### What you are asked to do
Output every line of the material exactly, omitting images.

### Input rows
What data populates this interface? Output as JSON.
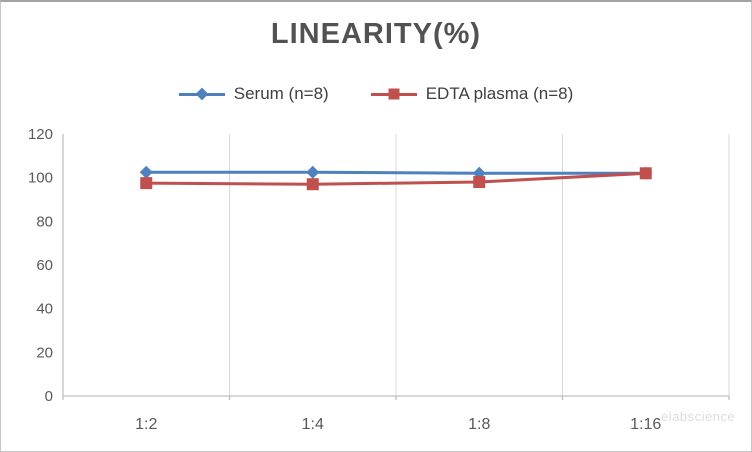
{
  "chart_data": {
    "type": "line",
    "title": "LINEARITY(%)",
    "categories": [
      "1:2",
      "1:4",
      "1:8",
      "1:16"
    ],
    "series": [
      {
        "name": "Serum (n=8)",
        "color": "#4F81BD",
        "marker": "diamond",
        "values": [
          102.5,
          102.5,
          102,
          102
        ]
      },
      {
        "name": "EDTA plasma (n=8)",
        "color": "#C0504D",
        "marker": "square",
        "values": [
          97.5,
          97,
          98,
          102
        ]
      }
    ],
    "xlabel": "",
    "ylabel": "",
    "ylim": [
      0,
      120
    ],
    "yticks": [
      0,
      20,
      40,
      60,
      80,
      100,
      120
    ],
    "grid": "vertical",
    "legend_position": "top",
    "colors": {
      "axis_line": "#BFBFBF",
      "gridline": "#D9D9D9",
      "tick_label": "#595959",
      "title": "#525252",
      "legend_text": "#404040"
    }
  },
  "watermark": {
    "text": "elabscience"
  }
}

### Solution for this exercise
What data populates this interface? Output as JSON.
{
  "chart_data": {
    "type": "line",
    "title": "LINEARITY(%)",
    "categories": [
      "1:2",
      "1:4",
      "1:8",
      "1:16"
    ],
    "series": [
      {
        "name": "Serum (n=8)",
        "color": "#4F81BD",
        "marker": "diamond",
        "values": [
          102.5,
          102.5,
          102,
          102
        ]
      },
      {
        "name": "EDTA plasma (n=8)",
        "color": "#C0504D",
        "marker": "square",
        "values": [
          97.5,
          97,
          98,
          102
        ]
      }
    ],
    "xlabel": "",
    "ylabel": "",
    "ylim": [
      0,
      120
    ],
    "yticks": [
      0,
      20,
      40,
      60,
      80,
      100,
      120
    ],
    "grid": "vertical",
    "legend_position": "top",
    "colors": {
      "axis_line": "#BFBFBF",
      "gridline": "#D9D9D9",
      "tick_label": "#595959",
      "title": "#525252",
      "legend_text": "#404040"
    }
  },
  "watermark": {
    "text": "elabscience"
  }
}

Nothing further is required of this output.